Material provided:
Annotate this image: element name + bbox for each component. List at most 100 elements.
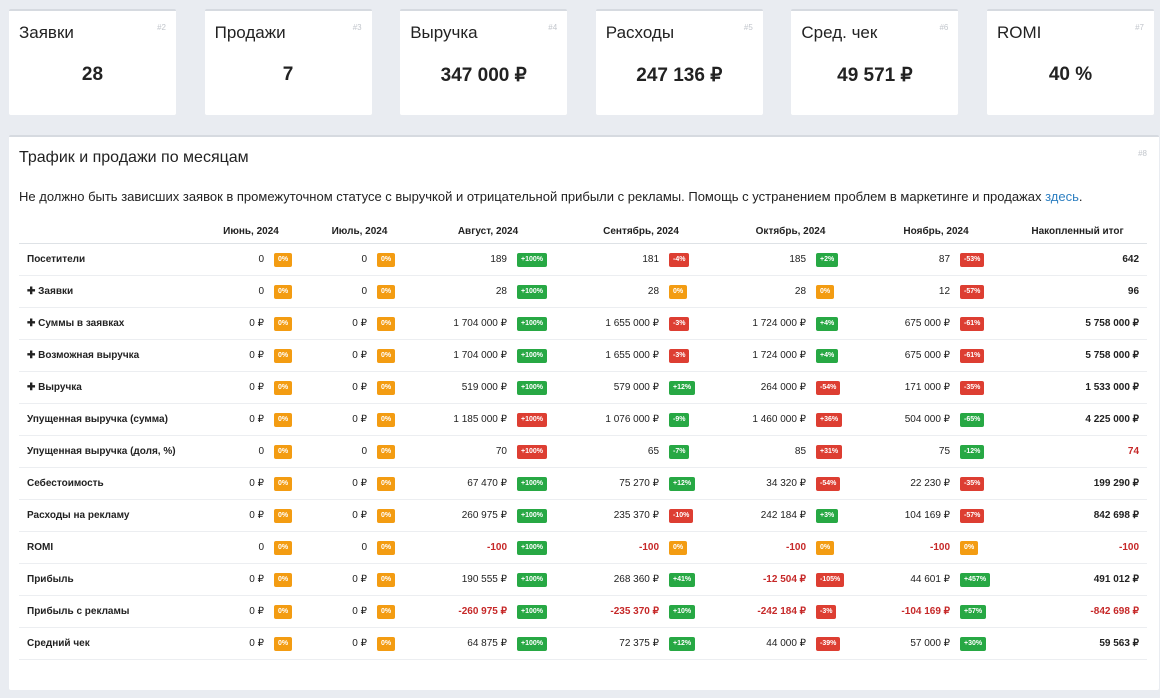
cell-value: 22 230 ₽ bbox=[864, 467, 957, 500]
change-badge: -3% bbox=[816, 604, 837, 619]
cumulative-total: 842 698 ₽ bbox=[1008, 499, 1148, 532]
change-badge: +100% bbox=[517, 252, 547, 267]
row-label: Прибыль bbox=[19, 563, 194, 596]
change-badge: +36% bbox=[816, 412, 843, 427]
cumulative-total: 74 bbox=[1008, 435, 1148, 468]
change-badge: -35% bbox=[960, 380, 985, 395]
kpi-value: 7 bbox=[282, 64, 294, 85]
cell-value: 0 bbox=[308, 243, 373, 276]
change-badge: +12% bbox=[669, 636, 696, 651]
cell-value: 28 bbox=[717, 275, 813, 308]
cell-badge-cell: -105% bbox=[812, 563, 865, 596]
change-badge: -65% bbox=[960, 412, 985, 427]
cell-value: 87 bbox=[864, 243, 957, 276]
kpi-cards: Заявки #2 28 Продажи #3 7 Выручка #4 347 000 ₽ Ра… bbox=[9, 9, 1159, 117]
table-row[interactable]: ✚ Суммы в заявках 0 ₽0% 0 ₽0% 1 704 000 ₽ +1… bbox=[19, 307, 1148, 340]
cell-badge-cell: -39% bbox=[812, 627, 865, 660]
cell-value: 185 bbox=[717, 243, 813, 276]
table-row: Посетители 0 0% 0 0% 189 +100% 181 -4% 185 +2% 87 -5… bbox=[19, 243, 1148, 276]
table-row[interactable]: ✚ Возможная выручка 0 ₽0% 0 ₽0% 1 704 000 ₽… bbox=[19, 339, 1148, 372]
cell-badge-cell: +100% bbox=[513, 403, 566, 436]
change-badge: +30% bbox=[960, 636, 987, 651]
column-header: Октябрь, 2024 bbox=[717, 219, 865, 244]
table-row[interactable]: ✚ Выручка 0 ₽0% 0 ₽0% 519 000 ₽ +100% 579 000… bbox=[19, 371, 1148, 404]
kpi-card: Заявки #2 28 bbox=[9, 9, 176, 115]
cell-badge-cell: +100% bbox=[513, 563, 566, 596]
cell-badge-cell: +100% bbox=[513, 595, 566, 628]
cumulative-total: 59 563 ₽ bbox=[1008, 627, 1148, 660]
column-header: Июнь, 2024 bbox=[194, 219, 308, 244]
cell-badge-cell: -61% bbox=[956, 339, 1009, 372]
cumulative-total: 199 290 ₽ bbox=[1008, 467, 1148, 500]
row-label[interactable]: ✚ Заявки bbox=[19, 275, 194, 308]
cell-value: 0 ₽ bbox=[194, 371, 270, 404]
change-badge: -54% bbox=[816, 476, 841, 491]
cell-value: 0 ₽ bbox=[308, 307, 373, 340]
cell-value: -100 bbox=[864, 531, 957, 564]
cell-badge-cell: +57% bbox=[956, 595, 1009, 628]
cell-badge-cell: +100% bbox=[513, 307, 566, 340]
header-blank bbox=[19, 219, 194, 244]
cell-badge-cell: 0% bbox=[270, 275, 308, 308]
cell-badge-cell: -35% bbox=[956, 371, 1009, 404]
cumulative-total: 5 758 000 ₽ bbox=[1008, 339, 1148, 372]
change-badge: -9% bbox=[669, 412, 690, 427]
cell-badge-cell: +100% bbox=[513, 243, 566, 276]
help-link[interactable]: здесь bbox=[1045, 189, 1079, 204]
table-row[interactable]: ✚ Заявки 0 0% 0 0% 28 +100% 28 0% 28 0% 12 -57% 96 bbox=[19, 275, 1148, 308]
row-label[interactable]: ✚ Возможная выручка bbox=[19, 339, 194, 372]
cell-badge-cell: 0% bbox=[270, 243, 308, 276]
kpi-card: Расходы #5 247 136 ₽ bbox=[595, 9, 763, 115]
change-badge: -54% bbox=[816, 380, 841, 395]
kpi-value: 347 000 ₽ bbox=[440, 65, 527, 86]
cell-badge-cell: -7% bbox=[665, 435, 718, 468]
change-badge: 0% bbox=[377, 604, 396, 619]
column-header: Накопленный итог bbox=[1008, 219, 1148, 244]
change-badge: +100% bbox=[517, 316, 547, 331]
cell-value: 0 ₽ bbox=[308, 467, 373, 500]
change-badge: +57% bbox=[960, 604, 987, 619]
kpi-title: Сред. чек bbox=[801, 23, 878, 42]
change-badge: +100% bbox=[517, 540, 547, 555]
note-end: . bbox=[1078, 189, 1083, 204]
table-row: Прибыль с рекламы 0 ₽0% 0 ₽0% -260 975 ₽ +10… bbox=[19, 595, 1148, 628]
cell-value: 0 bbox=[194, 531, 270, 564]
cell-value: 0 bbox=[194, 243, 270, 276]
cell-value: 268 360 ₽ bbox=[565, 563, 666, 596]
cumulative-total: 96 bbox=[1008, 275, 1148, 308]
change-badge: 0% bbox=[669, 284, 688, 299]
cell-badge-cell: +457% bbox=[956, 563, 1009, 596]
cell-value: 0 ₽ bbox=[194, 307, 270, 340]
cell-badge-cell: +12% bbox=[665, 627, 718, 660]
kpi-card: ROMI #7 40 % bbox=[987, 9, 1154, 115]
kpi-number: #4 bbox=[548, 23, 558, 32]
cell-badge-cell: 0% bbox=[270, 403, 308, 436]
change-badge: 0% bbox=[377, 412, 396, 427]
kpi-card: Продажи #3 7 bbox=[204, 9, 372, 115]
cell-value: 675 000 ₽ bbox=[864, 307, 957, 340]
cell-badge-cell: 0% bbox=[812, 531, 865, 564]
cell-badge-cell: -65% bbox=[956, 403, 1009, 436]
cell-badge-cell: 0% bbox=[956, 531, 1009, 564]
cell-value: 675 000 ₽ bbox=[864, 339, 957, 372]
cell-badge-cell: +100% bbox=[513, 627, 566, 660]
cell-badge-cell: +31% bbox=[812, 435, 865, 468]
change-badge: 0% bbox=[274, 348, 293, 363]
row-label[interactable]: ✚ Выручка bbox=[19, 371, 194, 404]
cell-badge-cell: 0% bbox=[373, 467, 411, 500]
change-badge: 0% bbox=[377, 508, 396, 523]
cell-value: 0 ₽ bbox=[308, 403, 373, 436]
change-badge: +100% bbox=[517, 572, 547, 587]
change-badge: +100% bbox=[517, 348, 547, 363]
cell-value: 1 185 000 ₽ bbox=[411, 403, 513, 436]
cumulative-total: 491 012 ₽ bbox=[1008, 563, 1148, 596]
column-header: Июль, 2024 bbox=[308, 219, 411, 244]
change-badge: 0% bbox=[274, 444, 293, 459]
cell-badge-cell: -3% bbox=[812, 595, 865, 628]
cell-value: 75 bbox=[864, 435, 957, 468]
row-label[interactable]: ✚ Суммы в заявках bbox=[19, 307, 194, 340]
cell-badge-cell: +36% bbox=[812, 403, 865, 436]
cell-badge-cell: -53% bbox=[956, 243, 1009, 276]
monthly-traffic-sales-panel: Трафик и продажи по месяцам #8 Не должно… bbox=[9, 135, 1159, 690]
cell-value: 75 270 ₽ bbox=[565, 467, 666, 500]
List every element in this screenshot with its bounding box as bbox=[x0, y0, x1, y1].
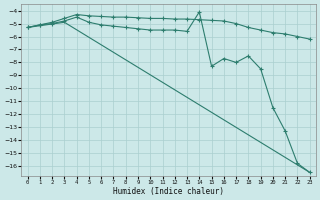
X-axis label: Humidex (Indice chaleur): Humidex (Indice chaleur) bbox=[113, 187, 224, 196]
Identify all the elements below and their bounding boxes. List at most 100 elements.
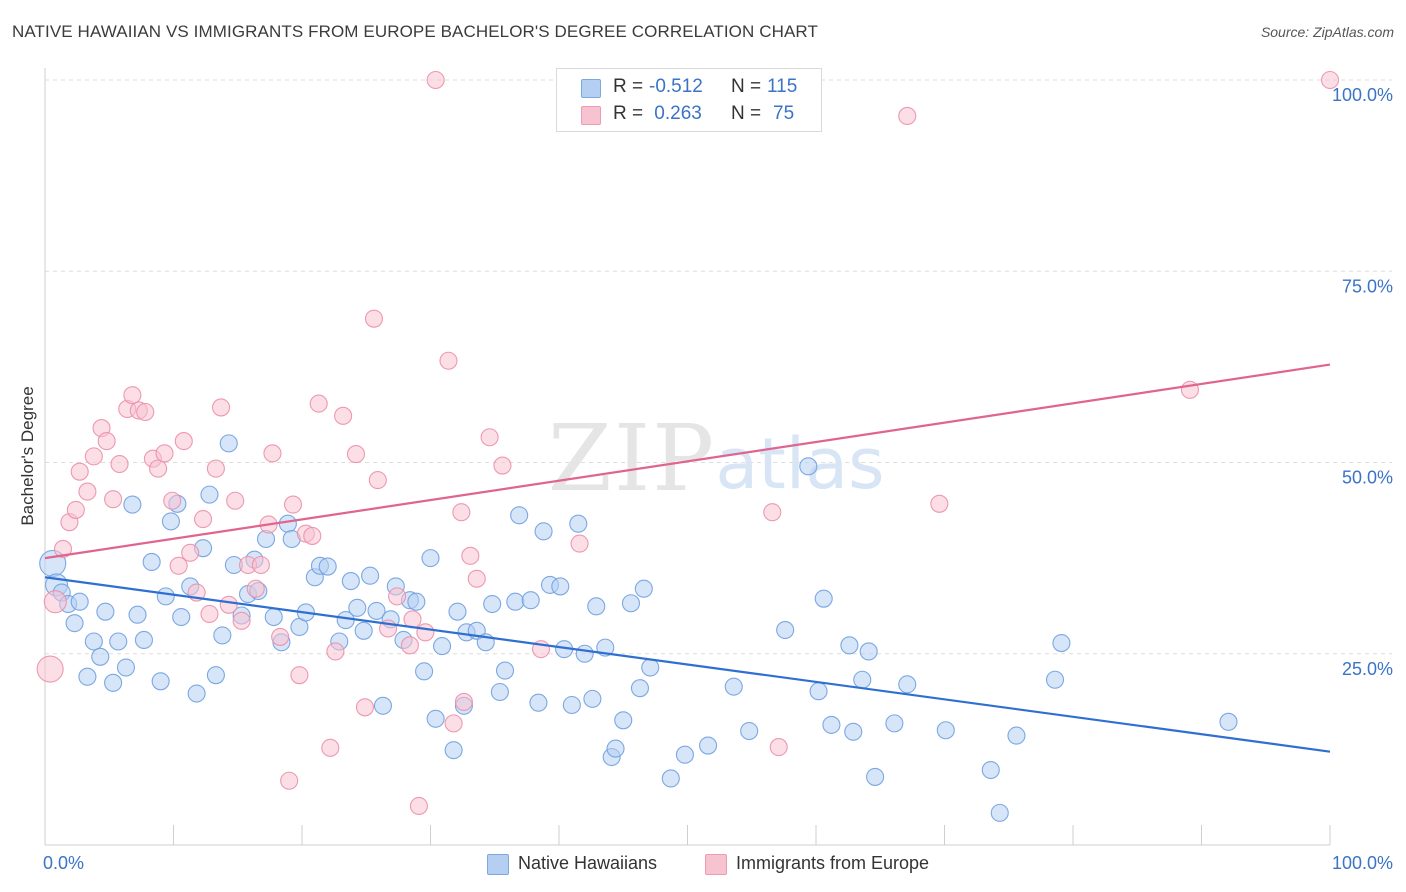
data-point [70,592,89,611]
data-point [433,637,452,656]
data-point [467,569,486,588]
data-point [426,70,445,90]
data-point [219,434,238,453]
data-point [551,577,570,596]
data-point [859,642,878,661]
data-point [361,566,380,585]
data-point [149,459,168,478]
data-point [78,482,97,501]
data-point [421,549,440,568]
data-point [898,675,917,694]
data-point [66,500,85,519]
x-tick-label: 100.0% [1332,853,1393,873]
watermark-zip: ZIP [548,405,716,512]
data-point [699,736,718,755]
data-point [226,491,245,510]
x-tick-label: 0.0% [43,853,84,873]
y-tick-label: 75.0% [1342,276,1393,296]
data-point [930,494,949,513]
y-tick-label: 50.0% [1342,468,1393,488]
data-point [263,444,282,463]
data-point [367,601,386,620]
data-point [123,495,142,514]
data-point [84,447,103,466]
trend-line [44,363,1331,560]
data-point [844,722,863,741]
legend-r-value: 0.263 [649,103,702,124]
data-point [840,636,859,655]
data-point [444,714,463,733]
data-point [799,457,818,476]
data-point [621,594,641,613]
data-point [303,526,322,545]
data-point [483,594,502,614]
data-point [219,595,238,614]
chart-title: NATIVE HAWAIIAN VS IMMIGRANTS FROM EUROP… [12,22,818,41]
data-point [290,666,309,685]
legend-n-label: N = [731,103,762,124]
data-point [661,769,680,788]
data-point [128,605,147,624]
data-point [364,309,384,328]
data-point [104,673,123,692]
data-point [134,630,153,650]
data-point [521,591,540,610]
data-point [776,620,795,640]
data-point [136,402,155,422]
data-point [213,626,232,645]
data-point [232,611,251,630]
data-point [373,696,393,715]
data-point [763,503,782,522]
data-point [510,506,529,525]
legend-n-value: 75 [773,103,795,124]
series-immigrants-from-europe [36,70,1340,816]
data-point [155,444,174,463]
data-point [169,556,188,575]
data-point [348,598,367,617]
data-point [211,398,231,417]
data-point [161,512,180,531]
watermark: ZIP atlas [548,405,885,512]
y-axis-label: Bachelor's Degree [18,386,37,525]
data-point [309,394,328,413]
data-point [96,602,115,621]
data-point [814,589,833,608]
data-point [898,106,917,126]
data-point [583,689,602,708]
legend-r-label: R = [613,76,644,97]
data-point [569,514,588,533]
data-point [97,432,116,451]
data-point [346,445,366,464]
data-point [853,670,872,689]
data-point [246,579,265,598]
data-point [1052,633,1071,653]
data-point [587,597,606,616]
data-point [444,741,463,760]
data-point [142,552,161,572]
legend-n-label: N = [731,76,762,97]
data-point [116,658,136,677]
source-label: Source: ZipAtlas.com [1260,24,1394,40]
data-point [575,644,594,663]
data-point [570,534,589,553]
data-point [426,709,445,728]
data-point [885,714,904,733]
data-point [36,655,64,683]
data-point [174,432,193,451]
data-point [264,607,283,627]
data-point [606,739,625,758]
data-point [278,514,297,533]
data-point [321,738,340,757]
data-point [109,632,128,651]
data-point [354,621,373,640]
data-point [454,692,473,711]
data-point [43,590,67,614]
data-point [91,647,110,666]
data-point [123,386,142,405]
legend-swatch-immigrants-from-europe [705,854,727,875]
data-point [936,721,955,740]
trend-line [44,576,1331,753]
data-point [181,543,200,562]
data-point [70,462,89,481]
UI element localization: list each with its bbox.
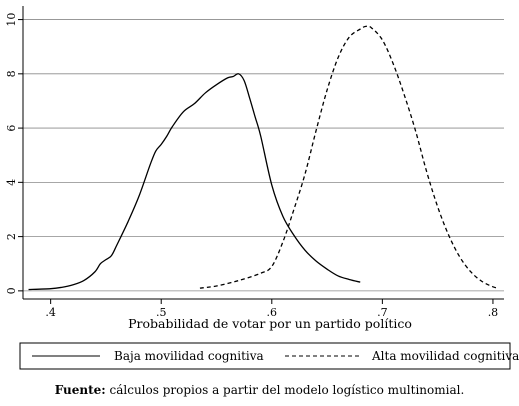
legend-box [19, 342, 511, 370]
x-axis-label: Probabilidad de votar por un partido pol… [128, 316, 412, 331]
x-tick-label: .8 [488, 306, 499, 319]
x-tick-label: .6 [267, 306, 278, 319]
axis-ticks: 0 2 4 6 8 10 .4 .5 .6 .7 .8 [5, 13, 498, 319]
x-tick-label: .4 [45, 306, 56, 319]
legend-label-alta: Alta movilidad cognitiva [371, 349, 519, 363]
legend-label-baja: Baja movilidad cognitiva [114, 349, 264, 363]
legend: Baja movilidad cognitiva Alta movilidad … [19, 342, 519, 370]
source-note-label: Fuente: [54, 383, 106, 397]
y-tick-label: 2 [5, 233, 18, 240]
x-tick-label: .7 [377, 306, 388, 319]
y-tick-label: 6 [5, 125, 18, 132]
series-lines [28, 25, 499, 291]
source-note-text: cálculos propios a partir del modelo log… [105, 383, 465, 397]
series-line-baja [28, 73, 361, 291]
y-tick-label: 8 [5, 70, 18, 77]
source-note: Fuente: cálculos propios a partir del mo… [0, 383, 519, 397]
x-tick-label: .5 [156, 306, 167, 319]
y-tick-label: 4 [5, 179, 18, 186]
y-tick-label: 10 [5, 13, 18, 27]
grid-lines [23, 19, 504, 292]
series-line-alta [199, 25, 499, 289]
y-tick-label: 0 [5, 287, 18, 294]
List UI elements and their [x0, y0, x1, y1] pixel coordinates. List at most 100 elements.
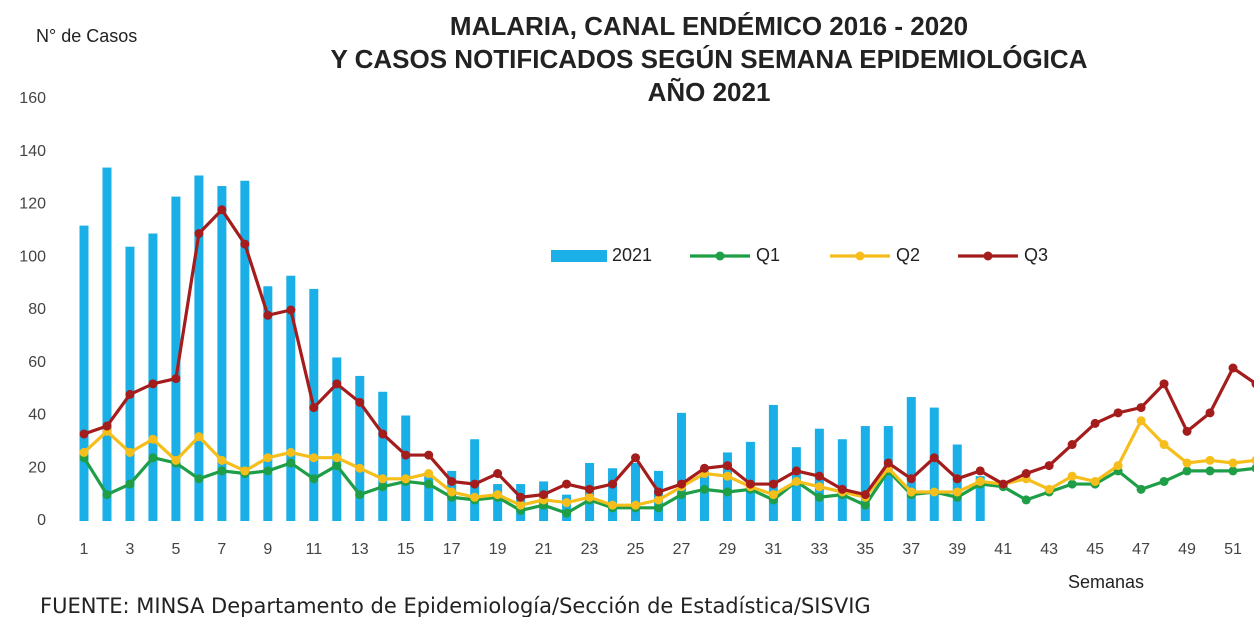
marker — [217, 205, 227, 215]
bar — [355, 375, 365, 521]
marker — [263, 453, 273, 463]
marker — [1136, 403, 1146, 413]
x-tick-label: 7 — [217, 541, 226, 558]
marker — [1044, 484, 1054, 494]
marker — [814, 492, 824, 502]
x-tick-label: 43 — [1040, 541, 1058, 558]
bar — [286, 275, 296, 521]
x-tick-label: 15 — [397, 541, 415, 558]
marker — [148, 379, 158, 389]
x-axis-label: Semanas — [1068, 572, 1144, 592]
marker — [332, 453, 342, 463]
bar — [860, 426, 870, 521]
legend-swatch — [855, 251, 865, 261]
marker — [814, 482, 824, 492]
marker — [194, 229, 204, 239]
bar — [906, 397, 916, 521]
bar — [79, 225, 89, 521]
bar — [240, 180, 250, 521]
x-tick-label: 27 — [673, 541, 691, 558]
marker — [1090, 476, 1100, 486]
marker — [975, 466, 985, 476]
legend-swatch — [715, 251, 725, 261]
bar — [332, 357, 342, 521]
marker — [470, 492, 480, 502]
marker — [654, 495, 663, 505]
marker — [722, 471, 732, 481]
marker — [562, 479, 572, 489]
y-tick-label: 160 — [19, 90, 46, 107]
marker — [1113, 461, 1123, 471]
marker — [332, 379, 342, 389]
marker — [424, 450, 434, 460]
x-tick-label: 25 — [627, 541, 645, 558]
marker — [975, 476, 985, 486]
legend-swatch — [551, 250, 607, 262]
marker — [722, 461, 732, 471]
marker — [1136, 416, 1146, 426]
marker — [148, 453, 158, 463]
x-tick-label: 47 — [1132, 541, 1150, 558]
bar — [263, 286, 273, 521]
marker — [608, 500, 618, 510]
marker — [378, 429, 388, 439]
marker — [631, 453, 641, 463]
legend-swatch — [983, 251, 993, 261]
bar — [493, 484, 503, 521]
marker — [401, 474, 411, 484]
x-tick-label: 45 — [1086, 541, 1104, 558]
marker — [194, 432, 204, 442]
marker — [883, 458, 893, 468]
x-tick-label: 49 — [1178, 541, 1196, 558]
bar — [929, 407, 939, 521]
y-tick-label: 20 — [28, 459, 46, 476]
marker — [654, 487, 663, 497]
marker — [585, 484, 595, 494]
marker — [470, 479, 480, 489]
legend-label: Q1 — [756, 245, 780, 265]
marker — [148, 434, 158, 444]
marker — [240, 239, 250, 249]
bar — [676, 412, 686, 521]
bar — [125, 246, 135, 521]
y-tick-label: 40 — [28, 407, 46, 424]
bar — [171, 196, 181, 521]
marker — [585, 492, 595, 502]
marker — [1136, 484, 1146, 494]
marker — [286, 305, 296, 315]
chart-title: AÑO 2021 — [648, 77, 771, 107]
marker — [1251, 379, 1254, 388]
marker — [654, 503, 663, 513]
marker — [493, 490, 503, 500]
bar — [102, 167, 112, 521]
marker — [1205, 408, 1215, 418]
y-tick-label: 0 — [37, 512, 46, 529]
marker — [952, 474, 962, 484]
marker — [562, 508, 572, 518]
marker — [378, 482, 388, 492]
marker — [1090, 418, 1100, 428]
x-tick-label: 9 — [263, 541, 272, 558]
bar — [722, 452, 732, 521]
marker — [562, 498, 572, 508]
bar — [401, 415, 411, 521]
marker — [814, 471, 824, 481]
marker — [1205, 466, 1215, 476]
marker — [309, 403, 319, 413]
x-tick-label: 41 — [994, 541, 1012, 558]
marker — [309, 474, 319, 484]
x-tick-label: 23 — [581, 541, 599, 558]
marker — [1205, 455, 1215, 465]
marker — [79, 447, 89, 457]
x-tick-label: 51 — [1224, 541, 1242, 558]
bar — [148, 233, 158, 521]
marker — [79, 429, 89, 439]
marker — [791, 476, 801, 486]
marker — [1159, 440, 1169, 450]
marker — [240, 466, 250, 476]
marker — [676, 479, 686, 489]
marker — [1021, 495, 1031, 505]
x-tick-label: 39 — [948, 541, 966, 558]
marker — [608, 479, 618, 489]
marker — [860, 490, 870, 500]
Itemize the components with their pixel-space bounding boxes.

To be done: Could you update the lines from the line with "data-point [70,592,89,611]" to the line with "chart-title: NATIVE HAWAIIAN" by replacing "trend-line" with "regression-line", returning only those lines with nothing else changed?

Exercise output:
data-point [70,592,89,611]
data-point [433,637,452,656]
data-point [467,569,486,588]
data-point [426,70,445,90]
data-point [219,434,238,453]
data-point [551,577,570,596]
data-point [859,642,878,661]
data-point [361,566,380,585]
data-point [149,459,168,478]
data-point [78,482,97,501]
data-point [421,549,440,568]
data-point [898,675,917,694]
data-point [66,500,85,519]
x-tick-label: 100.0% [1332,853,1393,873]
watermark-zip: ZIP [548,405,716,512]
data-point [699,736,718,755]
data-point [226,491,245,510]
x-tick-label: 0.0% [43,853,84,873]
y-tick-label: 75.0% [1342,276,1393,296]
data-point [930,494,949,513]
y-tick-label: 50.0% [1342,468,1393,488]
data-point [263,444,282,463]
data-point [367,601,386,620]
data-point [123,495,142,514]
data-point [84,447,103,466]
regression-line [44,363,1331,560]
data-point [844,722,863,741]
legend-r-value: 0.263 [649,103,702,124]
data-point [840,636,859,655]
data-point [444,714,463,733]
data-point [799,457,818,476]
data-point [621,594,641,613]
data-point [303,526,322,545]
data-point [483,594,502,614]
data-point [219,595,238,614]
chart-title: NATIVE HAWAIIAN VS IMMIGRANTS FROM EUROP… [12,22,818,41]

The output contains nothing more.